# To do
Leave out the pictures and copy everything else in the entries exactly.

# Data supplied
=====
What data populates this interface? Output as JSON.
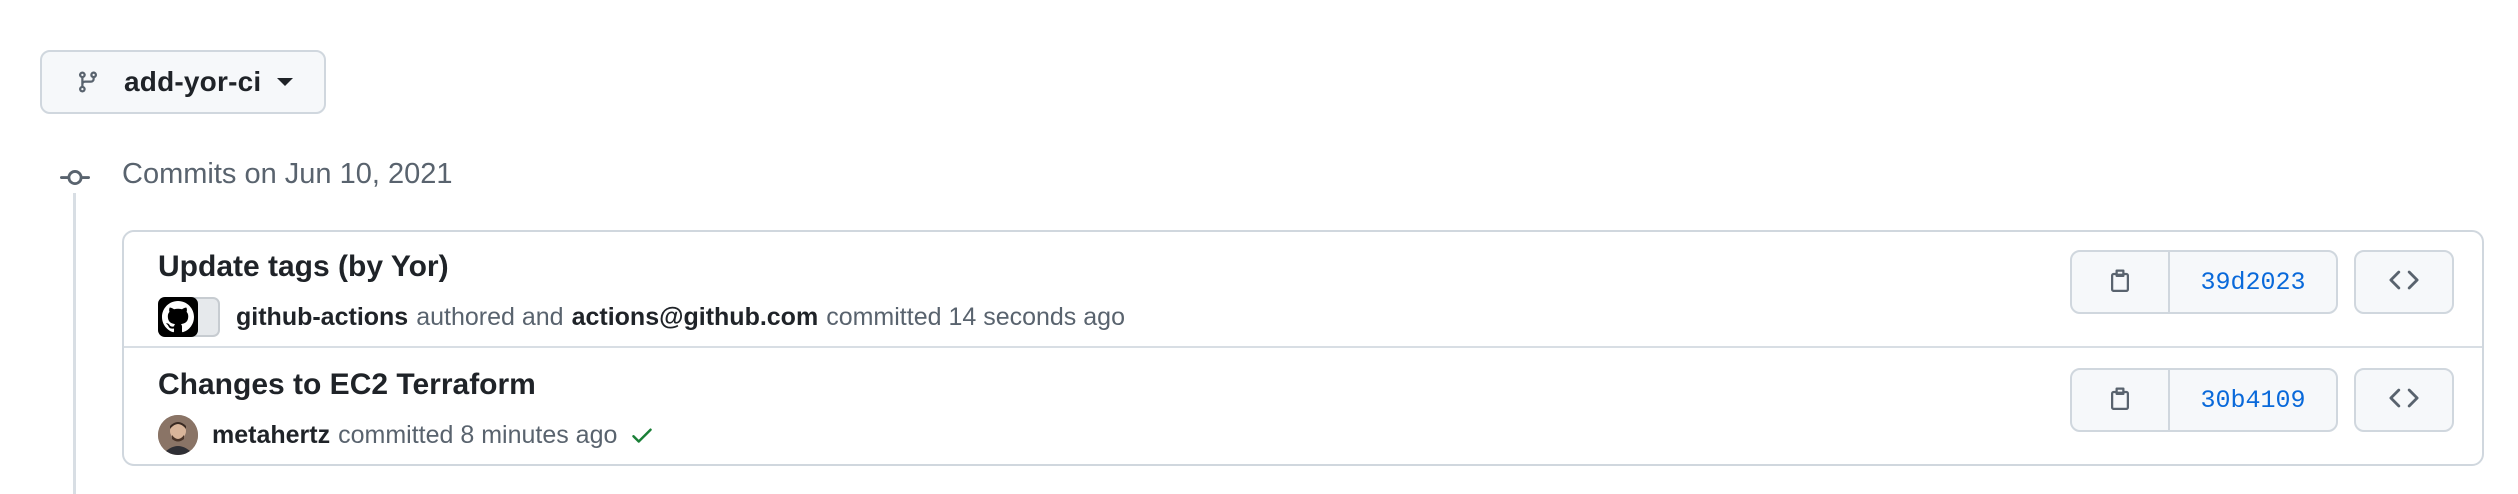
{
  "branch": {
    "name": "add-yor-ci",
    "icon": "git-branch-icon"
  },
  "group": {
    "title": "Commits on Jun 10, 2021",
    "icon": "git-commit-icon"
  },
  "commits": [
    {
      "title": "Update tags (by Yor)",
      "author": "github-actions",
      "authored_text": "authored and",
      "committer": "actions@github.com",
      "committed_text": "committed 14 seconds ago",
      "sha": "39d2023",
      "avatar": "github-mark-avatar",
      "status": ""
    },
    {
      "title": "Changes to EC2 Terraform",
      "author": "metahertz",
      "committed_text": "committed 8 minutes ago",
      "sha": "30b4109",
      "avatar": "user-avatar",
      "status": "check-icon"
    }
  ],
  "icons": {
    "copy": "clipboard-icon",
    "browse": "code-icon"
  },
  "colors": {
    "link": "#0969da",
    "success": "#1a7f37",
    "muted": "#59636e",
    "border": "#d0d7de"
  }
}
=====
# Result
What data populates this interface? Output as JSON.
{
  "branch": {
    "name": "add-yor-ci",
    "icon": "git-branch-icon"
  },
  "group": {
    "title": "Commits on Jun 10, 2021",
    "icon": "git-commit-icon"
  },
  "commits": [
    {
      "title": "Update tags (by Yor)",
      "author": "github-actions",
      "authored_text": "authored and",
      "committer": "actions@github.com",
      "committed_text": "committed 14 seconds ago",
      "sha": "39d2023",
      "avatar": "github-mark-avatar",
      "status": ""
    },
    {
      "title": "Changes to EC2 Terraform",
      "author": "metahertz",
      "committed_text": "committed 8 minutes ago",
      "sha": "30b4109",
      "avatar": "user-avatar",
      "status": "check-icon"
    }
  ],
  "icons": {
    "copy": "clipboard-icon",
    "browse": "code-icon"
  },
  "colors": {
    "link": "#0969da",
    "success": "#1a7f37",
    "muted": "#59636e",
    "border": "#d0d7de"
  }
}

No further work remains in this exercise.